[start DATASET ROWS]
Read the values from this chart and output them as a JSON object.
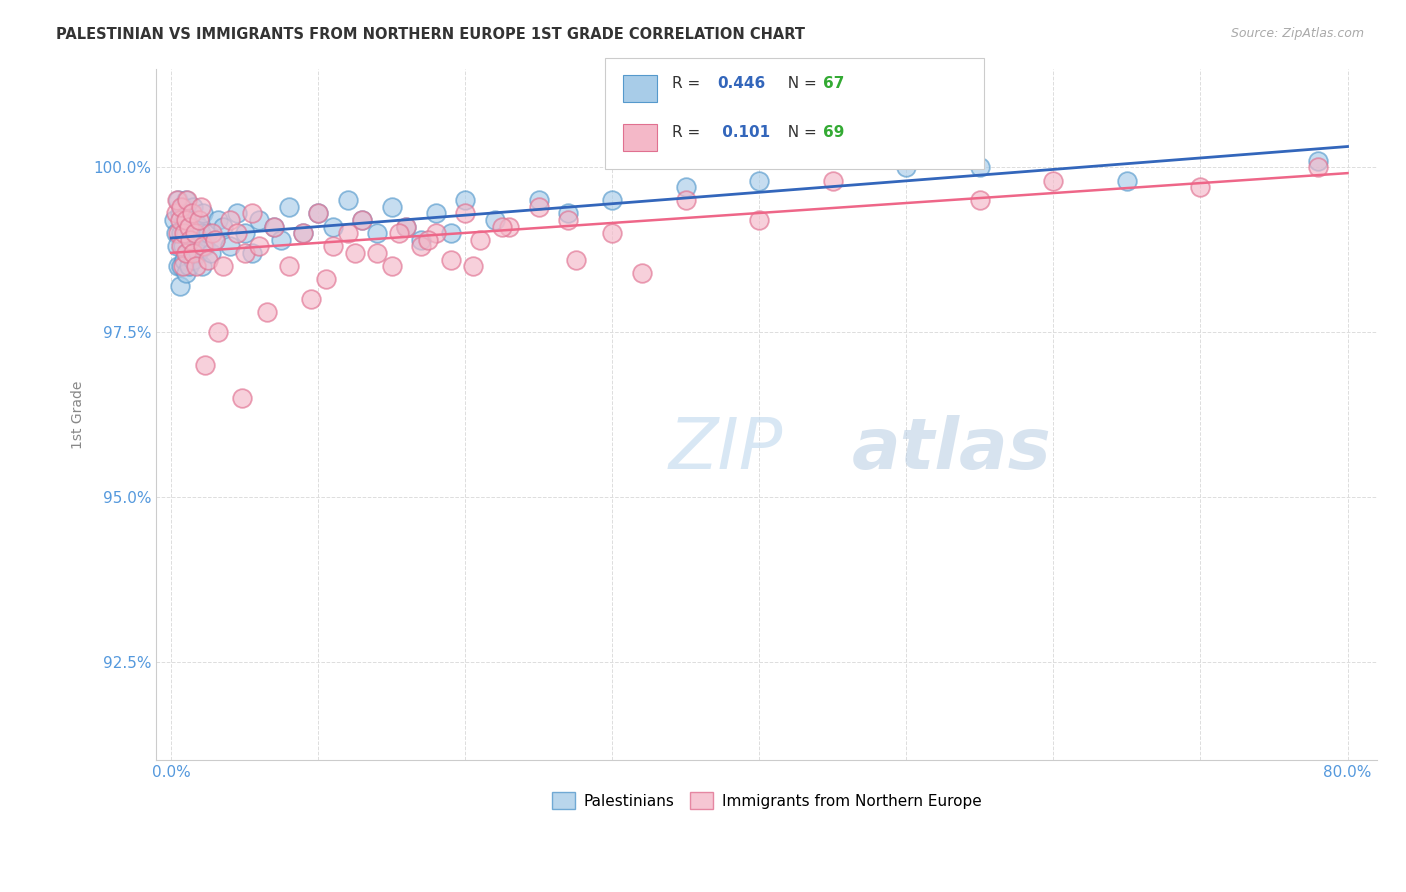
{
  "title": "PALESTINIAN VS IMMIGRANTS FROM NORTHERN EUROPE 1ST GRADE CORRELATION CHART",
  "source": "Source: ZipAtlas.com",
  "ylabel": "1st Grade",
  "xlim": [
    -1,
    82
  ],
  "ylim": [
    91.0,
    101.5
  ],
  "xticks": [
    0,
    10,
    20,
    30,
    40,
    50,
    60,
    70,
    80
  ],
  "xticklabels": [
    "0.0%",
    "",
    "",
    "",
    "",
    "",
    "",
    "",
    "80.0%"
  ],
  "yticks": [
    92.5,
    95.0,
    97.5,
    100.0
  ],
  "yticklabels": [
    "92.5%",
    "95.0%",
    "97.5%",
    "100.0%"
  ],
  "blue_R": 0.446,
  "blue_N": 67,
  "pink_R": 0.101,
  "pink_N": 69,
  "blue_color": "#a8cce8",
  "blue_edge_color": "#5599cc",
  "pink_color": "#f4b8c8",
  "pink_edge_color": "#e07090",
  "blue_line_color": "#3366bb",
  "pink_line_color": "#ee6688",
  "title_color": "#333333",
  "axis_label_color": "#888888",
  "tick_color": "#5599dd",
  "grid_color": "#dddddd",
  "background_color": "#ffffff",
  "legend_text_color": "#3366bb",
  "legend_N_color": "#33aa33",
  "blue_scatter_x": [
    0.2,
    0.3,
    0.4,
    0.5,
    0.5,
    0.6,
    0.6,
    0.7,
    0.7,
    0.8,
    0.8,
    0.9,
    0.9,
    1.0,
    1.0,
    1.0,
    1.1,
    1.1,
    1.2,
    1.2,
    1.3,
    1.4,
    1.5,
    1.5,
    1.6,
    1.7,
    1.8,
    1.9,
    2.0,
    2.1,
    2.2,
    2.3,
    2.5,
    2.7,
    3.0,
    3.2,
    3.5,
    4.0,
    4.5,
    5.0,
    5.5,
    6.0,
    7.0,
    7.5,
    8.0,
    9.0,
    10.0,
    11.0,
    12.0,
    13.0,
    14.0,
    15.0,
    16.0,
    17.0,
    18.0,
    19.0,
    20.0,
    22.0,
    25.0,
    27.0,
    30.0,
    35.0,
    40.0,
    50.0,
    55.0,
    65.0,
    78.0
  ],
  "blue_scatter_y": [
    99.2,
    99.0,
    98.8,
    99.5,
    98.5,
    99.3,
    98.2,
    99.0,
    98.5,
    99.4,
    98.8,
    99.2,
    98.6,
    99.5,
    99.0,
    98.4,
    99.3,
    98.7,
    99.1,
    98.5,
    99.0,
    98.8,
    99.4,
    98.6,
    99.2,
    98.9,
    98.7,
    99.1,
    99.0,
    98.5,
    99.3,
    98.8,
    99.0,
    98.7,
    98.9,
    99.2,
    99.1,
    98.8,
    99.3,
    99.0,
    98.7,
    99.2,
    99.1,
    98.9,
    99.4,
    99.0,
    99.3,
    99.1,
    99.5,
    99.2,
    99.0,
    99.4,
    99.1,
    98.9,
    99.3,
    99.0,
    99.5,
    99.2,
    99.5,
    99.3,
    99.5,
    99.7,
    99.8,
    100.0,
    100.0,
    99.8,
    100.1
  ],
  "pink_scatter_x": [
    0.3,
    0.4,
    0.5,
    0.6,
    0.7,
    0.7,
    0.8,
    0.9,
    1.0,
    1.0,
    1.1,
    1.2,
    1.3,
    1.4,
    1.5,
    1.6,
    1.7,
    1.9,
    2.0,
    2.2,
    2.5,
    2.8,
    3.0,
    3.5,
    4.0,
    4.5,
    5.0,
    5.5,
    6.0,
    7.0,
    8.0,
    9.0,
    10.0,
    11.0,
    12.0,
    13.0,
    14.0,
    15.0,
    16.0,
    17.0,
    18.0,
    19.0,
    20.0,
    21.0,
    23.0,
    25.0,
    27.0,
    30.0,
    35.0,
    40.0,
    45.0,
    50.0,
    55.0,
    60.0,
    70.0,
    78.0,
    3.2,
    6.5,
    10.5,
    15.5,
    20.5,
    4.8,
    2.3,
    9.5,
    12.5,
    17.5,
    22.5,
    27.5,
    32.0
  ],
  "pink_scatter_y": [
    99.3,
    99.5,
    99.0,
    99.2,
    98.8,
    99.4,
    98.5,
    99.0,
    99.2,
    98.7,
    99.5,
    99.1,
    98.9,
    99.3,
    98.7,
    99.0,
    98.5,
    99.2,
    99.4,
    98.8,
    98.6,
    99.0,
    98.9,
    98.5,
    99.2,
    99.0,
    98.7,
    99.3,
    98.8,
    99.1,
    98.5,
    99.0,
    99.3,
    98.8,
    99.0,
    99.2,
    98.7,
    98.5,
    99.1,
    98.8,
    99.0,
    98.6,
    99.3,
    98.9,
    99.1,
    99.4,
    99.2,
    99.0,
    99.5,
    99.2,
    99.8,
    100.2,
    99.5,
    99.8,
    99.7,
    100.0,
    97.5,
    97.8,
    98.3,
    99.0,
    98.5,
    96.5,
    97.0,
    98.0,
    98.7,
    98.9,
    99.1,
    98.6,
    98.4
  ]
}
[end DATASET ROWS]
→ BRIEF:
Retype each line of the listing above word for word. Exclude the pictures.

→ SOLVED PROBLEM:
Read the values from this chart and output them as a JSON object.
{
  "title": "PALESTINIAN VS IMMIGRANTS FROM NORTHERN EUROPE 1ST GRADE CORRELATION CHART",
  "source": "Source: ZipAtlas.com",
  "ylabel": "1st Grade",
  "xlim": [
    -1,
    82
  ],
  "ylim": [
    91.0,
    101.5
  ],
  "xticks": [
    0,
    10,
    20,
    30,
    40,
    50,
    60,
    70,
    80
  ],
  "xticklabels": [
    "0.0%",
    "",
    "",
    "",
    "",
    "",
    "",
    "",
    "80.0%"
  ],
  "yticks": [
    92.5,
    95.0,
    97.5,
    100.0
  ],
  "yticklabels": [
    "92.5%",
    "95.0%",
    "97.5%",
    "100.0%"
  ],
  "blue_R": 0.446,
  "blue_N": 67,
  "pink_R": 0.101,
  "pink_N": 69,
  "blue_color": "#a8cce8",
  "blue_edge_color": "#5599cc",
  "pink_color": "#f4b8c8",
  "pink_edge_color": "#e07090",
  "blue_line_color": "#3366bb",
  "pink_line_color": "#ee6688",
  "title_color": "#333333",
  "axis_label_color": "#888888",
  "tick_color": "#5599dd",
  "grid_color": "#dddddd",
  "background_color": "#ffffff",
  "legend_text_color": "#3366bb",
  "legend_N_color": "#33aa33",
  "blue_scatter_x": [
    0.2,
    0.3,
    0.4,
    0.5,
    0.5,
    0.6,
    0.6,
    0.7,
    0.7,
    0.8,
    0.8,
    0.9,
    0.9,
    1.0,
    1.0,
    1.0,
    1.1,
    1.1,
    1.2,
    1.2,
    1.3,
    1.4,
    1.5,
    1.5,
    1.6,
    1.7,
    1.8,
    1.9,
    2.0,
    2.1,
    2.2,
    2.3,
    2.5,
    2.7,
    3.0,
    3.2,
    3.5,
    4.0,
    4.5,
    5.0,
    5.5,
    6.0,
    7.0,
    7.5,
    8.0,
    9.0,
    10.0,
    11.0,
    12.0,
    13.0,
    14.0,
    15.0,
    16.0,
    17.0,
    18.0,
    19.0,
    20.0,
    22.0,
    25.0,
    27.0,
    30.0,
    35.0,
    40.0,
    50.0,
    55.0,
    65.0,
    78.0
  ],
  "blue_scatter_y": [
    99.2,
    99.0,
    98.8,
    99.5,
    98.5,
    99.3,
    98.2,
    99.0,
    98.5,
    99.4,
    98.8,
    99.2,
    98.6,
    99.5,
    99.0,
    98.4,
    99.3,
    98.7,
    99.1,
    98.5,
    99.0,
    98.8,
    99.4,
    98.6,
    99.2,
    98.9,
    98.7,
    99.1,
    99.0,
    98.5,
    99.3,
    98.8,
    99.0,
    98.7,
    98.9,
    99.2,
    99.1,
    98.8,
    99.3,
    99.0,
    98.7,
    99.2,
    99.1,
    98.9,
    99.4,
    99.0,
    99.3,
    99.1,
    99.5,
    99.2,
    99.0,
    99.4,
    99.1,
    98.9,
    99.3,
    99.0,
    99.5,
    99.2,
    99.5,
    99.3,
    99.5,
    99.7,
    99.8,
    100.0,
    100.0,
    99.8,
    100.1
  ],
  "pink_scatter_x": [
    0.3,
    0.4,
    0.5,
    0.6,
    0.7,
    0.7,
    0.8,
    0.9,
    1.0,
    1.0,
    1.1,
    1.2,
    1.3,
    1.4,
    1.5,
    1.6,
    1.7,
    1.9,
    2.0,
    2.2,
    2.5,
    2.8,
    3.0,
    3.5,
    4.0,
    4.5,
    5.0,
    5.5,
    6.0,
    7.0,
    8.0,
    9.0,
    10.0,
    11.0,
    12.0,
    13.0,
    14.0,
    15.0,
    16.0,
    17.0,
    18.0,
    19.0,
    20.0,
    21.0,
    23.0,
    25.0,
    27.0,
    30.0,
    35.0,
    40.0,
    45.0,
    50.0,
    55.0,
    60.0,
    70.0,
    78.0,
    3.2,
    6.5,
    10.5,
    15.5,
    20.5,
    4.8,
    2.3,
    9.5,
    12.5,
    17.5,
    22.5,
    27.5,
    32.0
  ],
  "pink_scatter_y": [
    99.3,
    99.5,
    99.0,
    99.2,
    98.8,
    99.4,
    98.5,
    99.0,
    99.2,
    98.7,
    99.5,
    99.1,
    98.9,
    99.3,
    98.7,
    99.0,
    98.5,
    99.2,
    99.4,
    98.8,
    98.6,
    99.0,
    98.9,
    98.5,
    99.2,
    99.0,
    98.7,
    99.3,
    98.8,
    99.1,
    98.5,
    99.0,
    99.3,
    98.8,
    99.0,
    99.2,
    98.7,
    98.5,
    99.1,
    98.8,
    99.0,
    98.6,
    99.3,
    98.9,
    99.1,
    99.4,
    99.2,
    99.0,
    99.5,
    99.2,
    99.8,
    100.2,
    99.5,
    99.8,
    99.7,
    100.0,
    97.5,
    97.8,
    98.3,
    99.0,
    98.5,
    96.5,
    97.0,
    98.0,
    98.7,
    98.9,
    99.1,
    98.6,
    98.4
  ]
}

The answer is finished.